For each line below that contains the string "this", copy that line.

>> START Provided information

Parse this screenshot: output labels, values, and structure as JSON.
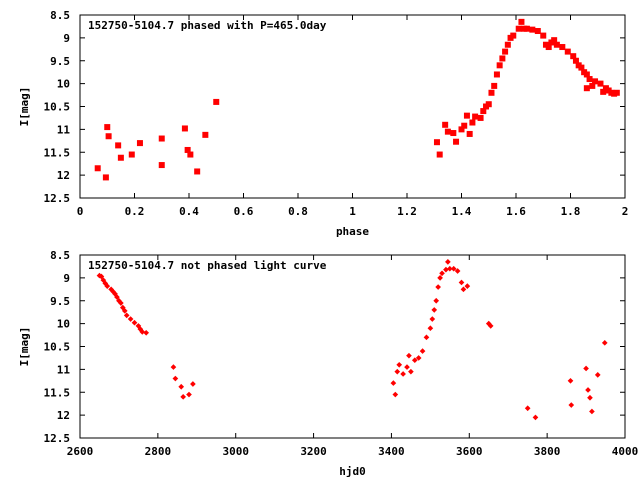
{
  "colors": {
    "points": "#ff0000",
    "axes": "#000000",
    "background": "#ffffff"
  },
  "chart_data": [
    {
      "type": "scatter",
      "title": "152750-5104.7 phased with P=465.0day",
      "xlabel": "phase",
      "ylabel": "I[mag]",
      "xlim": [
        0,
        2
      ],
      "ylim": [
        12.5,
        8.5
      ],
      "y_inverted": true,
      "grid": false,
      "xticks": [
        "0",
        "0.2",
        "0.4",
        "0.6",
        "0.8",
        "1",
        "1.2",
        "1.4",
        "1.6",
        "1.8",
        "2"
      ],
      "yticks": [
        "8.5",
        "9",
        "9.5",
        "10",
        "10.5",
        "11",
        "11.5",
        "12",
        "12.5"
      ],
      "series": [
        {
          "points": [
            [
              0.065,
              11.85
            ],
            [
              0.095,
              12.05
            ],
            [
              0.1,
              10.95
            ],
            [
              0.105,
              11.15
            ],
            [
              0.14,
              11.35
            ],
            [
              0.15,
              11.62
            ],
            [
              0.19,
              11.55
            ],
            [
              0.22,
              11.3
            ],
            [
              0.3,
              11.2
            ],
            [
              0.3,
              11.78
            ],
            [
              0.385,
              10.98
            ],
            [
              0.395,
              11.45
            ],
            [
              0.405,
              11.55
            ],
            [
              0.43,
              11.92
            ],
            [
              0.46,
              11.12
            ],
            [
              0.5,
              10.4
            ],
            [
              1.31,
              11.28
            ],
            [
              1.32,
              11.55
            ],
            [
              1.34,
              10.9
            ],
            [
              1.35,
              11.05
            ],
            [
              1.37,
              11.08
            ],
            [
              1.38,
              11.27
            ],
            [
              1.4,
              11.0
            ],
            [
              1.41,
              10.92
            ],
            [
              1.42,
              10.7
            ],
            [
              1.43,
              11.1
            ],
            [
              1.44,
              10.85
            ],
            [
              1.45,
              10.72
            ],
            [
              1.47,
              10.75
            ],
            [
              1.48,
              10.6
            ],
            [
              1.49,
              10.5
            ],
            [
              1.5,
              10.45
            ],
            [
              1.51,
              10.2
            ],
            [
              1.52,
              10.05
            ],
            [
              1.53,
              9.8
            ],
            [
              1.54,
              9.6
            ],
            [
              1.55,
              9.45
            ],
            [
              1.56,
              9.3
            ],
            [
              1.57,
              9.15
            ],
            [
              1.58,
              9.0
            ],
            [
              1.59,
              8.95
            ],
            [
              1.61,
              8.8
            ],
            [
              1.62,
              8.65
            ],
            [
              1.63,
              8.8
            ],
            [
              1.64,
              8.8
            ],
            [
              1.66,
              8.82
            ],
            [
              1.68,
              8.85
            ],
            [
              1.7,
              8.95
            ],
            [
              1.71,
              9.15
            ],
            [
              1.72,
              9.2
            ],
            [
              1.73,
              9.1
            ],
            [
              1.75,
              9.15
            ],
            [
              1.77,
              9.2
            ],
            [
              1.79,
              9.3
            ],
            [
              1.81,
              9.4
            ],
            [
              1.82,
              9.5
            ],
            [
              1.84,
              9.65
            ],
            [
              1.85,
              9.75
            ],
            [
              1.86,
              9.8
            ],
            [
              1.87,
              9.9
            ],
            [
              1.89,
              9.95
            ],
            [
              1.91,
              10.0
            ],
            [
              1.93,
              10.1
            ],
            [
              1.94,
              10.15
            ],
            [
              1.95,
              10.2
            ],
            [
              1.96,
              10.22
            ],
            [
              1.97,
              10.2
            ],
            [
              1.92,
              10.18
            ],
            [
              1.88,
              10.05
            ],
            [
              1.86,
              10.1
            ],
            [
              1.74,
              9.05
            ],
            [
              1.83,
              9.6
            ]
          ]
        }
      ]
    },
    {
      "type": "scatter",
      "title": "152750-5104.7 not phased light curve",
      "xlabel": "hjd0",
      "ylabel": "I[mag]",
      "xlim": [
        2600,
        4000
      ],
      "ylim": [
        12.5,
        8.5
      ],
      "y_inverted": true,
      "grid": false,
      "xticks": [
        "2600",
        "2800",
        "3000",
        "3200",
        "3400",
        "3600",
        "3800",
        "4000"
      ],
      "yticks": [
        "8.5",
        "9",
        "9.5",
        "10",
        "10.5",
        "11",
        "11.5",
        "12",
        "12.5"
      ],
      "series": [
        {
          "points": [
            [
              2650,
              8.95
            ],
            [
              2655,
              8.97
            ],
            [
              2660,
              9.05
            ],
            [
              2665,
              9.12
            ],
            [
              2670,
              9.18
            ],
            [
              2680,
              9.25
            ],
            [
              2685,
              9.3
            ],
            [
              2690,
              9.35
            ],
            [
              2695,
              9.42
            ],
            [
              2700,
              9.5
            ],
            [
              2705,
              9.55
            ],
            [
              2710,
              9.65
            ],
            [
              2715,
              9.72
            ],
            [
              2720,
              9.82
            ],
            [
              2730,
              9.9
            ],
            [
              2740,
              9.98
            ],
            [
              2750,
              10.05
            ],
            [
              2755,
              10.12
            ],
            [
              2760,
              10.18
            ],
            [
              2770,
              10.2
            ],
            [
              2840,
              10.95
            ],
            [
              2845,
              11.2
            ],
            [
              2860,
              11.38
            ],
            [
              2865,
              11.6
            ],
            [
              2880,
              11.55
            ],
            [
              2890,
              11.32
            ],
            [
              3405,
              11.3
            ],
            [
              3410,
              11.55
            ],
            [
              3415,
              11.05
            ],
            [
              3420,
              10.9
            ],
            [
              3430,
              11.1
            ],
            [
              3440,
              10.95
            ],
            [
              3445,
              10.7
            ],
            [
              3450,
              11.05
            ],
            [
              3460,
              10.8
            ],
            [
              3470,
              10.75
            ],
            [
              3480,
              10.6
            ],
            [
              3490,
              10.3
            ],
            [
              3500,
              10.1
            ],
            [
              3505,
              9.9
            ],
            [
              3510,
              9.7
            ],
            [
              3515,
              9.5
            ],
            [
              3520,
              9.2
            ],
            [
              3525,
              9.0
            ],
            [
              3530,
              8.9
            ],
            [
              3540,
              8.82
            ],
            [
              3545,
              8.65
            ],
            [
              3550,
              8.8
            ],
            [
              3560,
              8.8
            ],
            [
              3570,
              8.85
            ],
            [
              3580,
              9.1
            ],
            [
              3585,
              9.25
            ],
            [
              3595,
              9.18
            ],
            [
              3650,
              10.0
            ],
            [
              3655,
              10.05
            ],
            [
              3750,
              11.85
            ],
            [
              3770,
              12.05
            ],
            [
              3860,
              11.25
            ],
            [
              3862,
              11.78
            ],
            [
              3900,
              10.98
            ],
            [
              3905,
              11.45
            ],
            [
              3910,
              11.62
            ],
            [
              3915,
              11.92
            ],
            [
              3930,
              11.12
            ],
            [
              3948,
              10.42
            ]
          ]
        }
      ]
    }
  ]
}
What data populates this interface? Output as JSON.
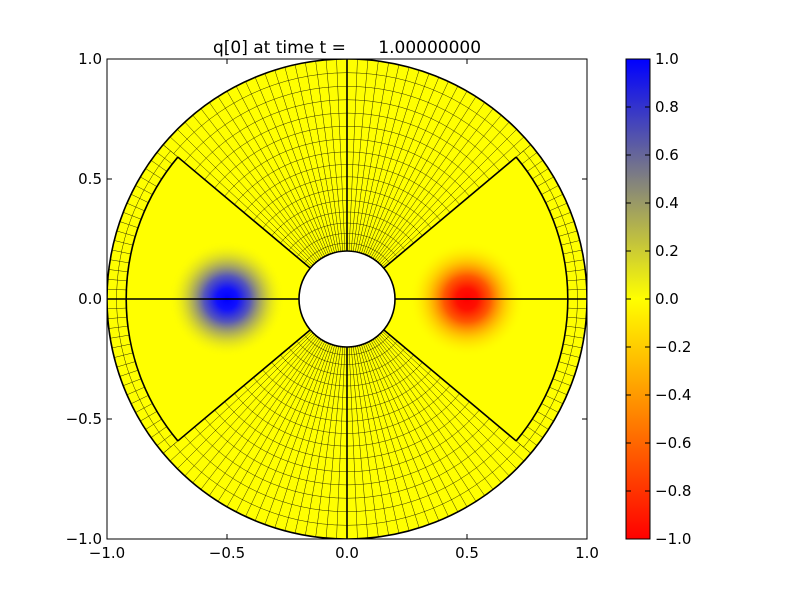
{
  "figure": {
    "title": "q[0] at time t =      1.00000000"
  },
  "chart_data": {
    "type": "heatmap",
    "title": "q[0] at time t =      1.00000000",
    "xlabel": "",
    "ylabel": "",
    "xlim": [
      -1.0,
      1.0
    ],
    "ylim": [
      -1.0,
      1.0
    ],
    "xticks": [
      -1.0,
      -0.5,
      0.0,
      0.5,
      1.0
    ],
    "yticks": [
      -1.0,
      -0.5,
      0.0,
      0.5,
      1.0
    ],
    "xtick_labels": [
      "−1.0",
      "−0.5",
      "0.0",
      "0.5",
      "1.0"
    ],
    "ytick_labels": [
      "−1.0",
      "−0.5",
      "0.0",
      "0.5",
      "1.0"
    ],
    "grid": false,
    "domain": {
      "shape": "annulus",
      "inner_radius": 0.2,
      "outer_radius": 1.0,
      "inner_patch_outer_radius": 0.92,
      "patch_boundary_angles_deg": [
        0,
        90,
        180,
        270
      ],
      "wedge_boundary_angles_deg": [
        40,
        140,
        220,
        320
      ]
    },
    "features": [
      {
        "kind": "gaussian-blob",
        "x": -0.5,
        "y": 0.0,
        "value": 1.0,
        "width": 0.1
      },
      {
        "kind": "gaussian-blob",
        "x": 0.5,
        "y": 0.0,
        "value": -1.0,
        "width": 0.1
      }
    ],
    "background_value": 0.0,
    "colorbar": {
      "min": -1.0,
      "max": 1.0,
      "ticks": [
        1.0,
        0.8,
        0.6,
        0.4,
        0.2,
        0.0,
        -0.2,
        -0.4,
        -0.6,
        -0.8,
        -1.0
      ],
      "tick_labels": [
        "1.0",
        "0.8",
        "0.6",
        "0.4",
        "0.2",
        "0.0",
        "−0.2",
        "−0.4",
        "−0.6",
        "−0.8",
        "−1.0"
      ],
      "colormap": [
        {
          "value": -1.0,
          "color": "#ff0000"
        },
        {
          "value": -0.5,
          "color": "#ff8000"
        },
        {
          "value": 0.0,
          "color": "#ffff00"
        },
        {
          "value": 0.5,
          "color": "#808080"
        },
        {
          "value": 1.0,
          "color": "#0000ff"
        }
      ]
    }
  }
}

>> END Provided information

### Task output
Parse this screenshot: output labels, values, and structure as JSON.
What data populates this interface? Output as JSON.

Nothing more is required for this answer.